Gather every line below where "POST" appears.

....

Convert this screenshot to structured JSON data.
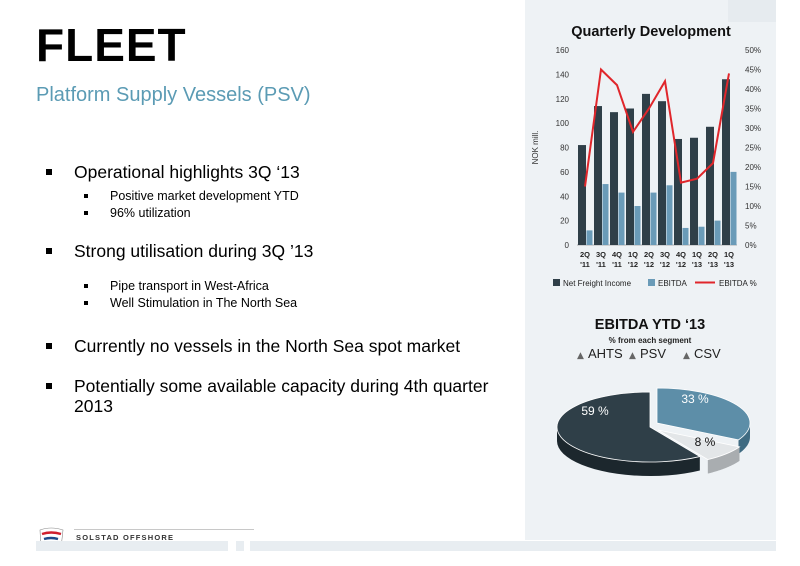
{
  "slide": {
    "title": "FLEET",
    "subtitle": "Platform Supply Vessels (PSV)",
    "bullets": [
      {
        "text": "Operational highlights 3Q ‘13",
        "subs": [
          "Positive market development YTD",
          "96% utilization"
        ]
      },
      {
        "text": "Strong utilisation during 3Q ’13",
        "subs": [
          "Pipe transport in West-Africa",
          "Well Stimulation in The North Sea"
        ]
      },
      {
        "text": "Currently no vessels in the North Sea spot market",
        "subs": []
      },
      {
        "text": "Potentially some available capacity during 4th quarter 2013",
        "subs": []
      }
    ]
  },
  "logo": {
    "text": "SOLSTAD OFFSHORE",
    "colors": {
      "red": "#d0202e",
      "blue": "#1f4a8a"
    }
  },
  "chart_data": [
    {
      "type": "bar",
      "title": "Quarterly Development",
      "ylabel": "NOK mill.",
      "ylim": [
        0,
        160
      ],
      "yticks": [
        0,
        20,
        40,
        60,
        80,
        100,
        120,
        140,
        160
      ],
      "y2lim": [
        0,
        50
      ],
      "y2ticks": [
        "0%",
        "5%",
        "10%",
        "15%",
        "20%",
        "25%",
        "30%",
        "35%",
        "40%",
        "45%",
        "50%"
      ],
      "categories": [
        [
          "2Q",
          "'11"
        ],
        [
          "3Q",
          "'11"
        ],
        [
          "4Q",
          "'11"
        ],
        [
          "1Q",
          "'12"
        ],
        [
          "2Q",
          "'12"
        ],
        [
          "3Q",
          "'12"
        ],
        [
          "4Q",
          "'12"
        ],
        [
          "1Q",
          "'13"
        ],
        [
          "2Q",
          "'13"
        ],
        [
          "1Q",
          "'13"
        ]
      ],
      "series": [
        {
          "name": "Net Freight Income",
          "kind": "bar",
          "color": "#2f3f48",
          "values": [
            82,
            114,
            109,
            112,
            124,
            118,
            87,
            88,
            97,
            136
          ]
        },
        {
          "name": "EBITDA",
          "kind": "bar",
          "color": "#6a9bb8",
          "values": [
            12,
            50,
            43,
            32,
            43,
            49,
            14,
            15,
            20,
            60
          ]
        },
        {
          "name": "EBITDA %",
          "kind": "line",
          "axis": "right",
          "color": "#e0262b",
          "values": [
            15,
            45,
            41,
            29,
            35,
            42,
            16,
            17,
            21,
            44
          ]
        }
      ],
      "legend": "bottom"
    },
    {
      "type": "pie",
      "title": "EBITDA YTD ‘13",
      "subtitle": "% from each segment",
      "legend": "top",
      "slices": [
        {
          "name": "AHTS",
          "value": 33,
          "label": "33 %",
          "color": "#5d8ea8"
        },
        {
          "name": "PSV",
          "value": 8,
          "label": "8 %",
          "color": "#e3e6e8"
        },
        {
          "name": "CSV",
          "value": 59,
          "label": "59 %",
          "color": "#2f3f48"
        }
      ]
    }
  ]
}
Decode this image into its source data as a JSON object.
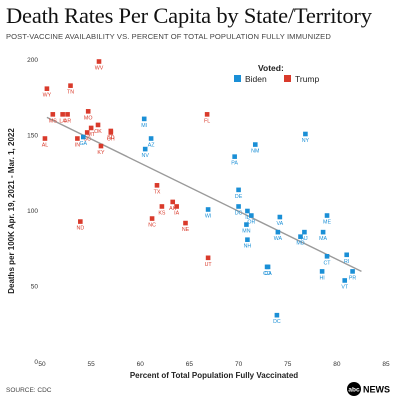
{
  "header": {
    "title": "Death Rates Per Capita by State/Territory",
    "subtitle": "POST-VACCINE AVAILABILITY VS. PERCENT OF TOTAL POPULATION FULLY IMMUNIZED"
  },
  "footer": {
    "source": "SOURCE: CDC",
    "logo_text": "NEWS"
  },
  "colors": {
    "biden": "#1a8fd6",
    "trump": "#d93a2b",
    "trend": "#9a9a9a",
    "logo": "#000000"
  },
  "chart_data": {
    "type": "scatter",
    "title": "Death Rates Per Capita by State/Territory",
    "subtitle": "POST-VACCINE AVAILABILITY VS. PERCENT OF TOTAL POPULATION FULLY IMMUNIZED",
    "xlabel": "Percent of Total Population Fully Vaccinated",
    "ylabel": "Deaths per 100K Apr. 19, 2021 - Mar. 1, 2022",
    "xlim": [
      50,
      85
    ],
    "ylim": [
      0,
      200
    ],
    "xticks": [
      50,
      55,
      60,
      65,
      70,
      75,
      80,
      85
    ],
    "yticks": [
      0,
      50,
      100,
      150,
      200
    ],
    "grid": false,
    "legend": {
      "title": "Voted:",
      "position": "top-right",
      "entries": [
        {
          "name": "Biden",
          "color": "#1a8fd6"
        },
        {
          "name": "Trump",
          "color": "#d93a2b"
        }
      ]
    },
    "trendline": {
      "from": [
        50.5,
        162
      ],
      "to": [
        82.5,
        60
      ]
    },
    "points": [
      {
        "label": "WY",
        "x": 50.5,
        "y": 181,
        "vote": "Trump"
      },
      {
        "label": "AL",
        "x": 50.3,
        "y": 148,
        "vote": "Trump"
      },
      {
        "label": "WV",
        "x": 55.8,
        "y": 199,
        "vote": "Trump"
      },
      {
        "label": "TN",
        "x": 52.9,
        "y": 183,
        "vote": "Trump"
      },
      {
        "label": "MS",
        "x": 51.1,
        "y": 164,
        "vote": "Trump"
      },
      {
        "label": "LA",
        "x": 52.1,
        "y": 164,
        "vote": "Trump"
      },
      {
        "label": "AR",
        "x": 52.6,
        "y": 164,
        "vote": "Trump"
      },
      {
        "label": "MO",
        "x": 54.7,
        "y": 166,
        "vote": "Trump"
      },
      {
        "label": "OK",
        "x": 55.7,
        "y": 157,
        "vote": "Trump"
      },
      {
        "label": "IN",
        "x": 53.6,
        "y": 148,
        "vote": "Trump"
      },
      {
        "label": "KY",
        "x": 56.0,
        "y": 143,
        "vote": "Trump"
      },
      {
        "label": "OH",
        "x": 57.0,
        "y": 152,
        "vote": "Trump"
      },
      {
        "label": "SC",
        "x": 54.6,
        "y": 152,
        "vote": "Trump"
      },
      {
        "label": "MT",
        "x": 55.0,
        "y": 155,
        "vote": "Trump"
      },
      {
        "label": "SD",
        "x": 57.0,
        "y": 153,
        "vote": "Trump"
      },
      {
        "label": "FL",
        "x": 66.8,
        "y": 164,
        "vote": "Trump"
      },
      {
        "label": "TX",
        "x": 61.7,
        "y": 117,
        "vote": "Trump"
      },
      {
        "label": "AK",
        "x": 63.3,
        "y": 106,
        "vote": "Trump"
      },
      {
        "label": "IA",
        "x": 63.7,
        "y": 103,
        "vote": "Trump"
      },
      {
        "label": "KS",
        "x": 62.2,
        "y": 103,
        "vote": "Trump"
      },
      {
        "label": "NC",
        "x": 61.2,
        "y": 95,
        "vote": "Trump"
      },
      {
        "label": "NE",
        "x": 64.6,
        "y": 92,
        "vote": "Trump"
      },
      {
        "label": "ND",
        "x": 53.9,
        "y": 93,
        "vote": "Trump"
      },
      {
        "label": "UT",
        "x": 66.9,
        "y": 69,
        "vote": "Trump"
      },
      {
        "label": "GA",
        "x": 54.2,
        "y": 149,
        "vote": "Biden"
      },
      {
        "label": "MI",
        "x": 60.4,
        "y": 161,
        "vote": "Biden"
      },
      {
        "label": "AZ",
        "x": 61.1,
        "y": 148,
        "vote": "Biden"
      },
      {
        "label": "NV",
        "x": 60.5,
        "y": 141,
        "vote": "Biden"
      },
      {
        "label": "PA",
        "x": 69.6,
        "y": 136,
        "vote": "Biden"
      },
      {
        "label": "NM",
        "x": 71.7,
        "y": 144,
        "vote": "Biden"
      },
      {
        "label": "NY",
        "x": 76.8,
        "y": 151,
        "vote": "Biden"
      },
      {
        "label": "WI",
        "x": 66.9,
        "y": 101,
        "vote": "Biden"
      },
      {
        "label": "DE",
        "x": 70.0,
        "y": 114,
        "vote": "Biden"
      },
      {
        "label": "DC",
        "x": 70.0,
        "y": 103,
        "vote": "Biden"
      },
      {
        "label": "IL",
        "x": 70.9,
        "y": 100,
        "vote": "Biden"
      },
      {
        "label": "OR",
        "x": 71.3,
        "y": 97,
        "vote": "Biden"
      },
      {
        "label": "VA",
        "x": 74.2,
        "y": 96,
        "vote": "Biden"
      },
      {
        "label": "MN",
        "x": 70.8,
        "y": 91,
        "vote": "Biden"
      },
      {
        "label": "NH",
        "x": 70.9,
        "y": 81,
        "vote": "Biden"
      },
      {
        "label": "WA",
        "x": 74.0,
        "y": 86,
        "vote": "Biden"
      },
      {
        "label": "NJ",
        "x": 76.7,
        "y": 86,
        "vote": "Biden"
      },
      {
        "label": "MD",
        "x": 76.3,
        "y": 83,
        "vote": "Biden"
      },
      {
        "label": "ME",
        "x": 79.0,
        "y": 97,
        "vote": "Biden"
      },
      {
        "label": "MA",
        "x": 78.6,
        "y": 86,
        "vote": "Biden"
      },
      {
        "label": "CT",
        "x": 79.0,
        "y": 70,
        "vote": "Biden"
      },
      {
        "label": "RI",
        "x": 81.0,
        "y": 71,
        "vote": "Biden"
      },
      {
        "label": "CA",
        "x": 73.0,
        "y": 63,
        "vote": "Biden"
      },
      {
        "label": "HI",
        "x": 78.5,
        "y": 60,
        "vote": "Biden"
      },
      {
        "label": "VT",
        "x": 80.8,
        "y": 54,
        "vote": "Biden"
      },
      {
        "label": "PR",
        "x": 81.6,
        "y": 60,
        "vote": "Biden"
      },
      {
        "label": "CO",
        "x": 72.9,
        "y": 63,
        "vote": "Biden"
      },
      {
        "label": "DC2",
        "x": 73.9,
        "y": 31,
        "vote": "Biden"
      }
    ]
  }
}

....

● WRITTEN RESPONSE
    "subtitle": "POST-VACCINE AVAILABILITY VS. PERCENT OF TOTAL POPULATION FULLY IMMUNIZED"
    "subtitle": "POST-VACCINE AVAILABILITY VS. PERCENT OF TOTAL POPULATION FULLY IMMUNIZED",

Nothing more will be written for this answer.